Given task - Word for word, copy all the data and drop the pictures.

Data entries:
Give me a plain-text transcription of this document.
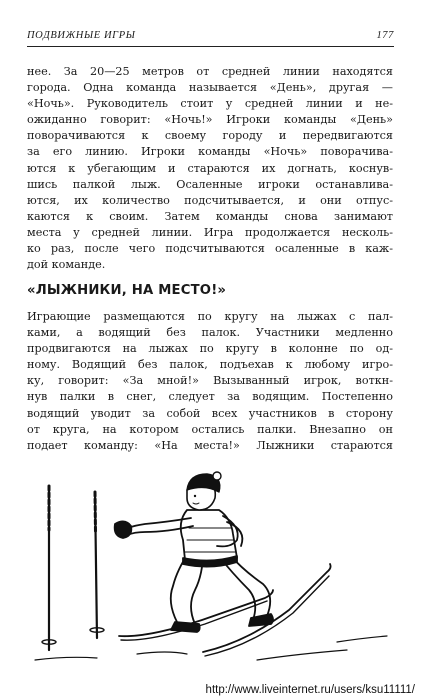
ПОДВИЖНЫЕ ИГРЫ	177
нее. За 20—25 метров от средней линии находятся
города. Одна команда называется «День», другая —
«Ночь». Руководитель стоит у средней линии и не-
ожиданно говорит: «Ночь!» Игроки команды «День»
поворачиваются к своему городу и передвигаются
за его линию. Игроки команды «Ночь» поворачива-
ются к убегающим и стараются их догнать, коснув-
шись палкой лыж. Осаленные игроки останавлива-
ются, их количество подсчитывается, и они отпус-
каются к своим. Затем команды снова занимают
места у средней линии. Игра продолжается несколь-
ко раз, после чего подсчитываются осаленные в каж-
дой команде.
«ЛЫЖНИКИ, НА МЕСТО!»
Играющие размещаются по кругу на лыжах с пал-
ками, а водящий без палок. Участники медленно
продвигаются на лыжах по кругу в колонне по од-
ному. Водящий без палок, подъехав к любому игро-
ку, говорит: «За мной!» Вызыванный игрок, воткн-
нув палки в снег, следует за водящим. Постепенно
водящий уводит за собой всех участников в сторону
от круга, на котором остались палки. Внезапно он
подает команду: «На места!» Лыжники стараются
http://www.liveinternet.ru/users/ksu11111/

Complete answer -
Give me a plain-text transcription of this document.
ПОДВИЖНЫЕ ИГРЫ	177
нее. За 20—25 метров от средней линии находятся
города. Одна команда называется «День», другая —
«Ночь». Руководитель стоит у средней линии и не-
ожиданно говорит: «Ночь!» Игроки команды «День»
поворачиваются к своему городу и передвигаются
за его линию. Игроки команды «Ночь» поворачива-
ются к убегающим и стараются их догнать, коснув-
шись палкой лыж. Осаленные игроки останавлива-
ются, их количество подсчитывается, и они отпус-
каются к своим. Затем команды снова занимают
места у средней линии. Игра продолжается несколь-
ко раз, после чего подсчитываются осаленные в каж-
дой команде.
«ЛЫЖНИКИ, НА МЕСТО!»
Играющие размещаются по кругу на лыжах с пал-
ками, а водящий без палок. Участники медленно
продвигаются на лыжах по кругу в колонне по од-
ному. Водящий без палок, подъехав к любому игро-
ку, говорит: «За мной!» Вызыванный игрок, воткн-
нув палки в снег, следует за водящим. Постепенно
водящий уводит за собой всех участников в сторону
от круга, на котором остались палки. Внезапно он
подает команду: «На места!» Лыжники стараются
http://www.liveinternet.ru/users/ksu11111/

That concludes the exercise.